→ **Requirement**: Give the material once more, word for word, without any images.

** start Rows **

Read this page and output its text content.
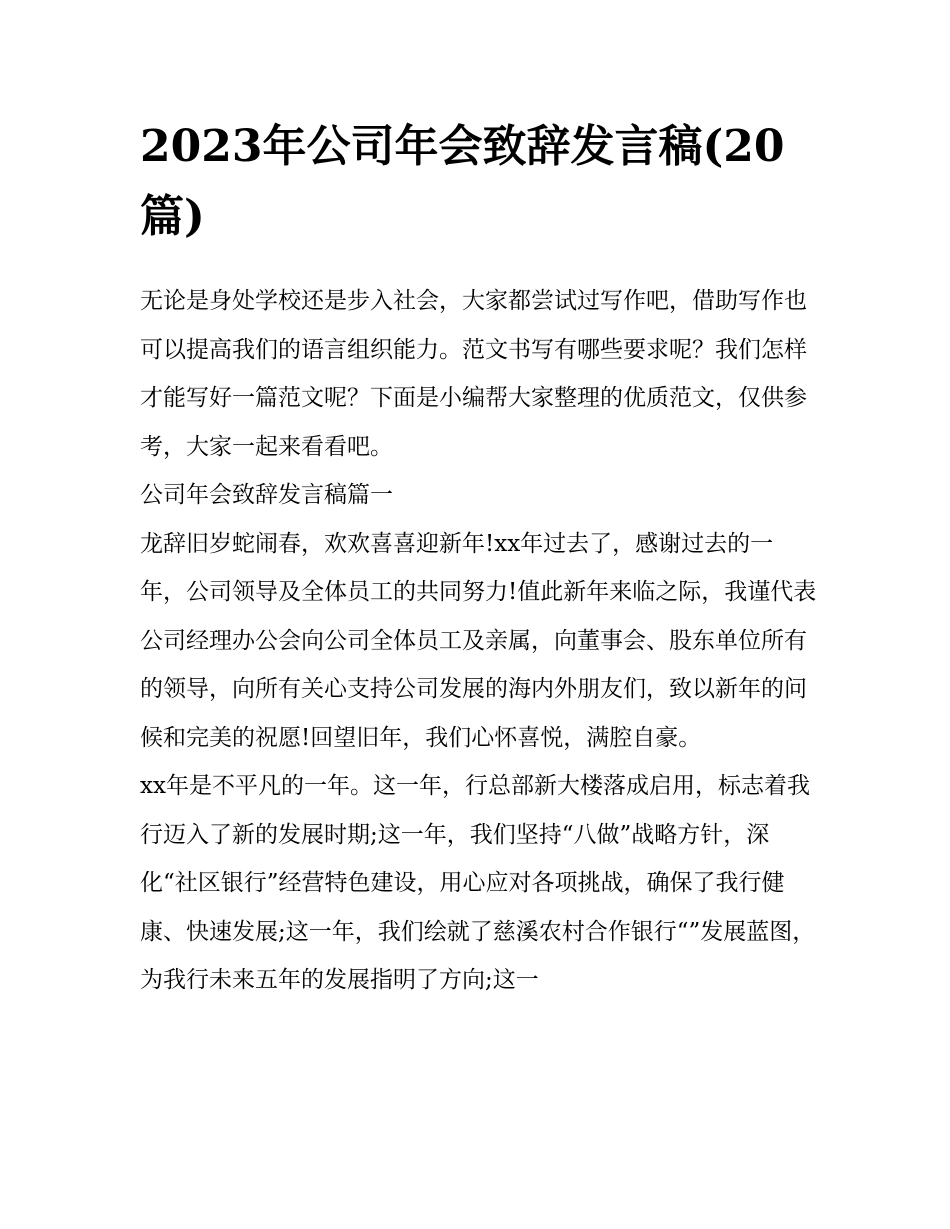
2023年公司年会致辞发言稿(20篇)

无论是身处学校还是步入社会，大家都尝试过写作吧，借助写作也可以提高我们的语言组织能力。范文书写有哪些要求呢？我们怎样才能写好一篇范文呢？下面是小编帮大家整理的优质范文，仅供参考，大家一起来看看吧。

公司年会致辞发言稿篇一

龙辞旧岁蛇闹春，欢欢喜喜迎新年!xx年过去了，感谢过去的一年，公司领导及全体员工的共同努力!值此新年来临之际，我谨代表公司经理办公会向公司全体员工及亲属，向董事会、股东单位所有的领导，向所有关心支持公司发展的海内外朋友们，致以新年的问候和完美的祝愿!回望旧年，我们心怀喜悦，满腔自豪。

xx年是不平凡的一年。这一年，行总部新大楼落成启用，标志着我行迈入了新的发展时期;这一年，我们坚持“八做”战略方针，深化“社区银行”经营特色建设，用心应对各项挑战，确保了我行健康、快速发展;这一年，我们绘就了慈溪农村合作银行“”发展蓝图，为我行未来五年的发展指明了方向;这一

** end Rows **

→ **Expected answer**:
Read this page and output its text content.
2023年公司年会致辞发言稿(20篇)

无论是身处学校还是步入社会，大家都尝试过写作吧，借助写作也可以提高我们的语言组织能力。范文书写有哪些要求呢？我们怎样才能写好一篇范文呢？下面是小编帮大家整理的优质范文，仅供参考，大家一起来看看吧。

公司年会致辞发言稿篇一

龙辞旧岁蛇闹春，欢欢喜喜迎新年!xx年过去了，感谢过去的一年，公司领导及全体员工的共同努力!值此新年来临之际，我谨代表公司经理办公会向公司全体员工及亲属，向董事会、股东单位所有的领导，向所有关心支持公司发展的海内外朋友们，致以新年的问候和完美的祝愿!回望旧年，我们心怀喜悦，满腔自豪。

xx年是不平凡的一年。这一年，行总部新大楼落成启用，标志着我行迈入了新的发展时期;这一年，我们坚持“八做”战略方针，深化“社区银行”经营特色建设，用心应对各项挑战，确保了我行健康、快速发展;这一年，我们绘就了慈溪农村合作银行“”发展蓝图，为我行未来五年的发展指明了方向;这一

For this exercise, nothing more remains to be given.